Your instructions. Find the lines below that contain the string "Durchschnittsalter". Copy each one.

────────────────────

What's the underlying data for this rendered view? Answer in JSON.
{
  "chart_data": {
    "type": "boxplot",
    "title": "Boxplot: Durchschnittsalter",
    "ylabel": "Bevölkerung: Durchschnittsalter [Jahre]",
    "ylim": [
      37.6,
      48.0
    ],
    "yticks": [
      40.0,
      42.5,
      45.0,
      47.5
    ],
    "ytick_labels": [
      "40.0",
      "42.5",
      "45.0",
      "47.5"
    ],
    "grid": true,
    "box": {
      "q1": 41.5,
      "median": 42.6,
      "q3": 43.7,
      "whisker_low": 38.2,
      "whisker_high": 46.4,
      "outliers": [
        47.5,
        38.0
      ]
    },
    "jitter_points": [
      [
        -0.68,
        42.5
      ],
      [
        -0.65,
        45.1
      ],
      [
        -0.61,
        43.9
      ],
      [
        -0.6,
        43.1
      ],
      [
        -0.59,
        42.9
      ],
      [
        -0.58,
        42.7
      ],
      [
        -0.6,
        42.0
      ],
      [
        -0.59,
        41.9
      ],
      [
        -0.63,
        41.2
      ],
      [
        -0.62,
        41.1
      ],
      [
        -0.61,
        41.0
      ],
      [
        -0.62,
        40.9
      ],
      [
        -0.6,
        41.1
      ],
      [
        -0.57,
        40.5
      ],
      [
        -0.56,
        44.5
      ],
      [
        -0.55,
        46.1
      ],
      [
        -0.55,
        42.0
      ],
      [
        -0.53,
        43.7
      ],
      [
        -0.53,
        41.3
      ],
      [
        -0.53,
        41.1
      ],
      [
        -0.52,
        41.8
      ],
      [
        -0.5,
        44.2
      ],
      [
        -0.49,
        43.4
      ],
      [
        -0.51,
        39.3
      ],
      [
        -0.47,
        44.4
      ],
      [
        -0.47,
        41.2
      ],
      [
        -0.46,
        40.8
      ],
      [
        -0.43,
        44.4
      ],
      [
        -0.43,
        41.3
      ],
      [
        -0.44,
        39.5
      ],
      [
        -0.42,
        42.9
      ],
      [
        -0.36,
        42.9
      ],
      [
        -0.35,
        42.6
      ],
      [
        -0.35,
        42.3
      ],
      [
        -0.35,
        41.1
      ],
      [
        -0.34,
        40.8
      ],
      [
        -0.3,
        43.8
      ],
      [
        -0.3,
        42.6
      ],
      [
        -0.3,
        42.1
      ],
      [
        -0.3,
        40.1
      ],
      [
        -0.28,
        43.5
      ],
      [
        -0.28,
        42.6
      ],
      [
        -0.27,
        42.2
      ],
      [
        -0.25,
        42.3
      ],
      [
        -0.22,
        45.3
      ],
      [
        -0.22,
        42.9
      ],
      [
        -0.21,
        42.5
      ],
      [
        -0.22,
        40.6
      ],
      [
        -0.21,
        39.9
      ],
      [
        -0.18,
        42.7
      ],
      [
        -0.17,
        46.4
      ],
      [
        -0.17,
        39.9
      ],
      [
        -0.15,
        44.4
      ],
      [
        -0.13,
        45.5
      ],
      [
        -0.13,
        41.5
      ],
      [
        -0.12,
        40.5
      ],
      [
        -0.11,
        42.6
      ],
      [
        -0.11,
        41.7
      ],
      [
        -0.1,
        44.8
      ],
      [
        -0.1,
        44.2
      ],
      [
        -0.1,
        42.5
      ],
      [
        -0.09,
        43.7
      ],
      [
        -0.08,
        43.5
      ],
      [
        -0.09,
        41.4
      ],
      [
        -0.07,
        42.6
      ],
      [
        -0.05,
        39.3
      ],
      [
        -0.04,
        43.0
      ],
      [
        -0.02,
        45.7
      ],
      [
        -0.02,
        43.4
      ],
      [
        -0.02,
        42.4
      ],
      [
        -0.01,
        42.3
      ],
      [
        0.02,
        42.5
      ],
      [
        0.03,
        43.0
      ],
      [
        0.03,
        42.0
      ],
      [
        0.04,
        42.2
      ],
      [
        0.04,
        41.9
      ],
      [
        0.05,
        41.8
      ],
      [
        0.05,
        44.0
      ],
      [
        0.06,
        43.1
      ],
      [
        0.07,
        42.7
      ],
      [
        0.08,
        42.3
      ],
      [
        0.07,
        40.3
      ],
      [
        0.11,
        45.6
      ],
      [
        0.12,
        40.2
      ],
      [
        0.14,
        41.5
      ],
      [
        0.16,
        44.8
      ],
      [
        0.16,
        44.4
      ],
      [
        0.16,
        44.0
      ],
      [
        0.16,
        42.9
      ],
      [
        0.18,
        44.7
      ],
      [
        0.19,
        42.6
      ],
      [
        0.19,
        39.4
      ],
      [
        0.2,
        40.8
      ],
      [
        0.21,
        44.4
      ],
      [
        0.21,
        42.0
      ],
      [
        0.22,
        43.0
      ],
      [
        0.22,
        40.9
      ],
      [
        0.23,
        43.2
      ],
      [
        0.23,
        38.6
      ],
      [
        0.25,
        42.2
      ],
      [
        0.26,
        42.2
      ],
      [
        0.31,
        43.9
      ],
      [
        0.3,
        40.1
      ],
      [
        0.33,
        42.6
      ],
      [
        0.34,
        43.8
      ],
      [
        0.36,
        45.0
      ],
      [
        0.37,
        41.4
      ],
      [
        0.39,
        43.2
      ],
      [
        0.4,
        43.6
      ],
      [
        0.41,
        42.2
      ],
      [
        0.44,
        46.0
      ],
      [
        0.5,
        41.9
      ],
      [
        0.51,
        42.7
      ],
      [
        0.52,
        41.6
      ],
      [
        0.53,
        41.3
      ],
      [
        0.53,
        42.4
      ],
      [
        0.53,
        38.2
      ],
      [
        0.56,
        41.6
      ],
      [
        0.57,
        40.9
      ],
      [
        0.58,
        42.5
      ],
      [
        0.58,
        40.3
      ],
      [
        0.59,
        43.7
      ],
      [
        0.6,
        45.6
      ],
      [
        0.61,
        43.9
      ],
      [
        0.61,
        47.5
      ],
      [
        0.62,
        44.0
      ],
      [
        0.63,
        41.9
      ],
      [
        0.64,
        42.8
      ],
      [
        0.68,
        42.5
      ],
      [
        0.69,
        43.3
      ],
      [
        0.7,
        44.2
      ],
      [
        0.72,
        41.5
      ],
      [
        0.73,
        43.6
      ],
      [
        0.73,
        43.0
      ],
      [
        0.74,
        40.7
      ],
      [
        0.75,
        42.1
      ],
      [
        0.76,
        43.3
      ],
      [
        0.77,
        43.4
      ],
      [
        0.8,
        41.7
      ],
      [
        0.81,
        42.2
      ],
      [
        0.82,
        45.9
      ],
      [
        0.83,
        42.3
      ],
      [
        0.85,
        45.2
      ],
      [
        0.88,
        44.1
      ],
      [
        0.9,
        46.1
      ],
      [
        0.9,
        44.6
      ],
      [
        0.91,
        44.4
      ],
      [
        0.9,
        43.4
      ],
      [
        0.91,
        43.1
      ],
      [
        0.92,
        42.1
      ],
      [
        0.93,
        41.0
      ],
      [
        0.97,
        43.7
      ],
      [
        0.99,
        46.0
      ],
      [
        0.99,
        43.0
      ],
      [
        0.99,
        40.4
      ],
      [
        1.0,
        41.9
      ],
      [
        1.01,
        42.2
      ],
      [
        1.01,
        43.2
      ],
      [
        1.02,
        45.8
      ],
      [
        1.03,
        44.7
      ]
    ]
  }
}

────────────────────

Result of this task.
    "title": "Boxplot: Durchschnittsalter",
    "ylabel": "Bevölkerung: Durchschnittsalter [Jahre]",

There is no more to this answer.